_OBJECTIVE_: Copy the data word for word, keeping every line.
Start DATA TO PROCESS
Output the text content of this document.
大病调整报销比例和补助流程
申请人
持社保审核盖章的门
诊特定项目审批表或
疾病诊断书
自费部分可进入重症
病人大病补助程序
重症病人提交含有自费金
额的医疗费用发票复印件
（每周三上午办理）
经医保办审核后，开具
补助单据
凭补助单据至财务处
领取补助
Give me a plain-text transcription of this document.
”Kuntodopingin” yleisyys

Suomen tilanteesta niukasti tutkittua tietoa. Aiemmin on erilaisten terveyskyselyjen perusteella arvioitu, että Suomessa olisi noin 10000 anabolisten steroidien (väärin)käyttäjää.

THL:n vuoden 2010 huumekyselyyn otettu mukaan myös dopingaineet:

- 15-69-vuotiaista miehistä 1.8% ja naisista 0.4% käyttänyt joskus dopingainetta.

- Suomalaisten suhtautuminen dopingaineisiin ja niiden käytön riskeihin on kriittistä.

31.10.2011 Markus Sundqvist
End DATA TO PROCESS
_FULL RESPONSE_:
Output the text content of this document.
大病调整报销比例和补助流程
申请人
持社保审核盖章的门
诊特定项目审批表或
疾病诊断书
自费部分可进入重症
病人大病补助程序
重症病人提交含有自费金
额的医疗费用发票复印件
（每周三上午办理）
经医保办审核后，开具
补助单据
凭补助单据至财务处
领取补助
Give me a plain-text transcription of this document.
”Kuntodopingin” yleisyys

Suomen tilanteesta niukasti tutkittua tietoa. Aiemmin on erilaisten terveyskyselyjen perusteella arvioitu, että Suomessa olisi noin 10000 anabolisten steroidien (väärin)käyttäjää.

THL:n vuoden 2010 huumekyselyyn otettu mukaan myös dopingaineet:

- 15-69-vuotiaista miehistä 1.8% ja naisista 0.4% käyttänyt joskus dopingainetta.

- Suomalaisten suhtautuminen dopingaineisiin ja niiden käytön riskeihin on kriittistä.

31.10.2011 Markus Sundqvist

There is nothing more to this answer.